__Task prompt__. Transcribe the material word for word, but without the images.

__Exercise materials__.
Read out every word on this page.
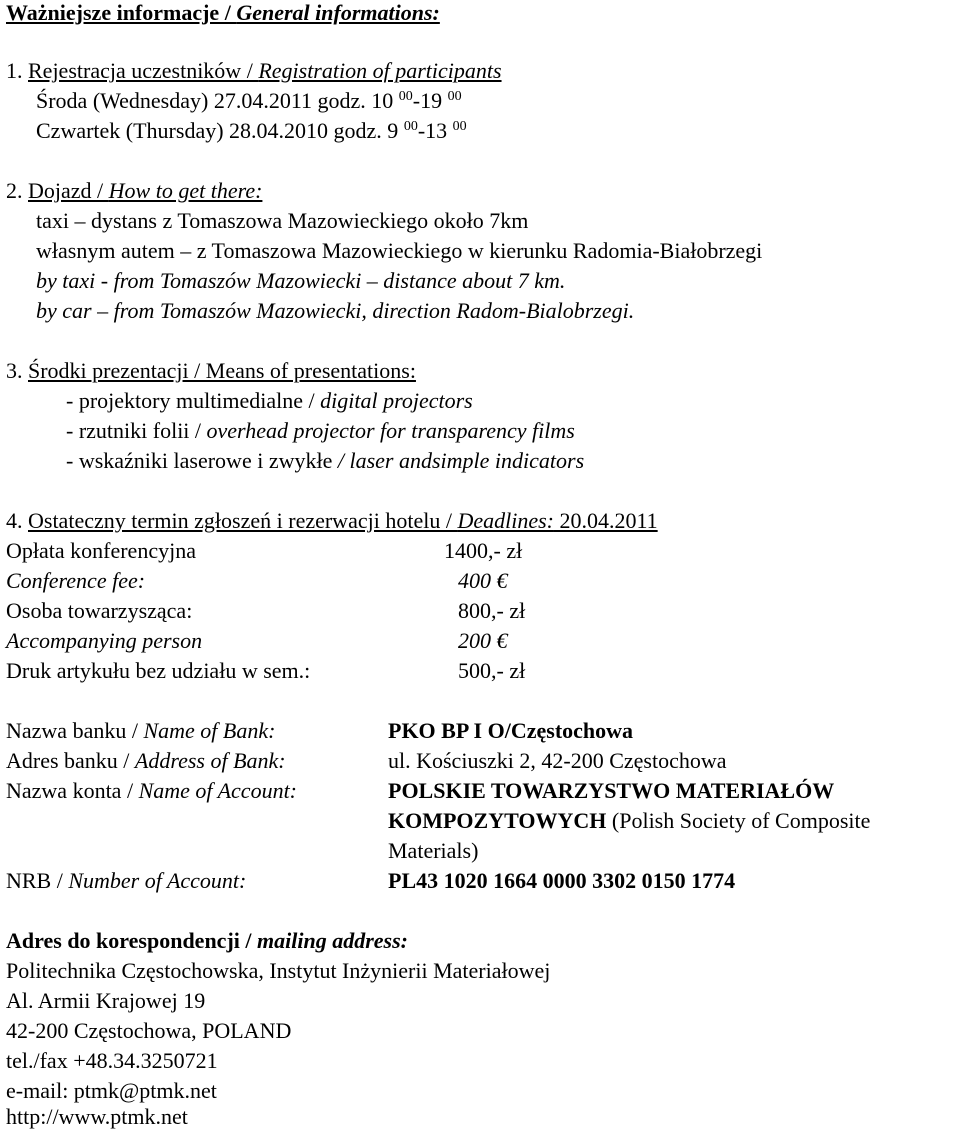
Ważniejsze informacje / General informations:
1. Rejestracja uczestników / Registration of participants
Środa (Wednesday) 27.04.2011 godz. 10 $^{00}$-19 $^{00}$
Czwartek (Thursday) 28.04.2010 godz. 9 $^{00}$-13 $^{00}$
2. Dojazd / How to get there:
taxi – dystans z Tomaszowa Mazowieckiego około 7km
własnym autem – z Tomaszowa Mazowieckiego w kierunku Radomia-Białobrzegi
by taxi - from Tomaszów Mazowiecki – distance about 7 km.
by car – from Tomaszów Mazowiecki, direction Radom-Bialobrzegi.
3. Środki prezentacji / Means of presentations:
- projektory multimedialne / digital projectors
- rzutniki folii / overhead projector for transparency films
- wskaźniki laserowe i zwykłe / laser andsimple indicators
4. Ostateczny termin zgłoszeń i rezerwacji hotelu / Deadlines: 20.04.2011
Opłata konferencyjna	1400,- zł
Conference fee:	400 €
Osoba towarzysząca:	800,- zł
Accompanying person	200 €
Druk artykułu bez udziału w sem.:	500,- zł
Nazwa banku / Name of Bank:	PKO BP I O/Częstochowa
Adres banku / Address of Bank:	ul. Kościuszki 2, 42-200 Częstochowa
Nazwa konta / Name of Account:	POLSKIE TOWARZYSTWO MATERIAŁÓW
KOMPOZYTOWYCH (Polish Society of Composite
Materials)
NRB / Number of Account:	PL43 1020 1664 0000 3302 0150 1774
Adres do korespondencji / mailing address:
Politechnika Częstochowska, Instytut Inżynierii Materiałowej
Al. Armii Krajowej 19
42-200 Częstochowa, POLAND
tel./fax +48.34.3250721
e-mail: ptmk@ptmk.net
http://www.ptmk.net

__Full solution__.
Read out every word on this page.
Ważniejsze informacje / General informations:
1. Rejestracja uczestników / Registration of participants
Środa (Wednesday) 27.04.2011 godz. 10 $^{00}$-19 $^{00}$
Czwartek (Thursday) 28.04.2010 godz. 9 $^{00}$-13 $^{00}$
2. Dojazd / How to get there:
taxi – dystans z Tomaszowa Mazowieckiego około 7km
własnym autem – z Tomaszowa Mazowieckiego w kierunku Radomia-Białobrzegi
by taxi - from Tomaszów Mazowiecki – distance about 7 km.
by car – from Tomaszów Mazowiecki, direction Radom-Bialobrzegi.
3. Środki prezentacji / Means of presentations:
- projektory multimedialne / digital projectors
- rzutniki folii / overhead projector for transparency films
- wskaźniki laserowe i zwykłe / laser andsimple indicators
4. Ostateczny termin zgłoszeń i rezerwacji hotelu / Deadlines: 20.04.2011
Opłata konferencyjna	1400,- zł
Conference fee:	400 €
Osoba towarzysząca:	800,- zł
Accompanying person	200 €
Druk artykułu bez udziału w sem.:	500,- zł
Nazwa banku / Name of Bank:	PKO BP I O/Częstochowa
Adres banku / Address of Bank:	ul. Kościuszki 2, 42-200 Częstochowa
Nazwa konta / Name of Account:	POLSKIE TOWARZYSTWO MATERIAŁÓW
KOMPOZYTOWYCH (Polish Society of Composite
Materials)
NRB / Number of Account:	PL43 1020 1664 0000 3302 0150 1774
Adres do korespondencji / mailing address:
Politechnika Częstochowska, Instytut Inżynierii Materiałowej
Al. Armii Krajowej 19
42-200 Częstochowa, POLAND
tel./fax +48.34.3250721
e-mail: ptmk@ptmk.net
http://www.ptmk.net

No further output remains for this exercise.